Nun ist auch diese Koalitionsoption nicht länger
bloße politische Spielerei, sondern Realität. Im Saarland ist eine 
Dreierkoalition aus CDU, FDP und Grünen geschmiedet worden. Mit 
diesem schwarz-gelb-grünen Bündnis, nach den Nationalfarben des 
Inselstaats auch Jamaika-Koalition tituliert, wird das Denken und 
Taktieren in den hergebrachten politischen Lagern weiter aufgeweicht.
Fast alles scheint fortan möglich. Allein zwischen CDU und CSU 
einerseits, Linkspartei andererseits türmen sich in den Ländern wie 
im Bund unüberwindbare Blockaden auf. Diese neue Beweglichkeit ist in
erster Linie dem Fünfparteiensystem geschuldet, das sich im Gefolge 
der Wiedervereinigung mit der Linkspartei in Deutschland wohl 
endgültig etabliert hat.
Eine neue parteipolitische Statik, die ihre Vorzüge, aber auch 
gravierende Nachteile hat.
Zu den Vorteilen zählt zweifellos, dass schroffe politische 
Gegensätze im Lande geschliffen werden und damit neue Politikansätze 
eine Chance bekommen. Als Katalysator für solch neue Entwicklungen 
erweisen sich derzeit insbesondere die Grünen. Im Saarland stellen 
sie gerade die gesamte bisherige Energiepolitik auf den Kopf und mit 
einem bisherigen Vorsitzenden der Gewerkschaft Erziehung und 
Wissenschaft als neuem Bildungsminister wohl gleich auch noch die 
Bildungspolitik. Vergleichbares ist den Grünen bereits in ihrem 
ersten Zweierbündnis mit der CDU in Hamburg gelungen. Und in Berlin 
lässt Parteivize Thomas Heilmann gerade neue, liberale Töne in der 
Integrationspolitik hören. Um an der Macht zu bleiben oder sie zu 
erringen, legen die noch größeren Parteien CDU und SPD immer häufiger
eine erstaunliche Flexibilität an den Tag. Sie haben keine andere 
Wahl, solange sie der Wähler zum derzeitigen Schrumpfungsprozess 
verurteilt.

**Datenteil:**
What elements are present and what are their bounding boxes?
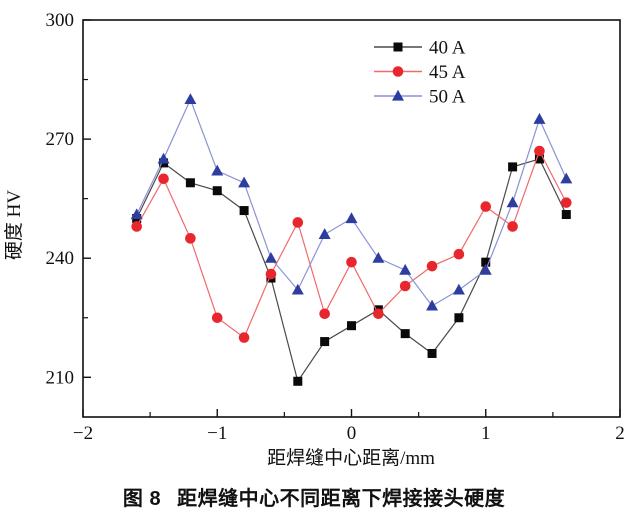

**Aufgabe:**
Schreiben Sie aus dem Text über die Jamaika-Koalition im Saarland den Abschnitt von „Fast alles scheint“ bis einschließlich „endgültig etabliert hat.“ wortgetreu ab.

**Antwort:**
Fast alles scheint fortan möglich. Allein zwischen CDU und CSU 
einerseits, Linkspartei andererseits türmen sich in den Ländern wie 
im Bund unüberwindbare Blockaden auf. Diese neue Beweglichkeit ist in
erster Linie dem Fünfparteiensystem geschuldet, das sich im Gefolge 
der Wiedervereinigung mit der Linkspartei in Deutschland wohl 
endgültig etabliert hat.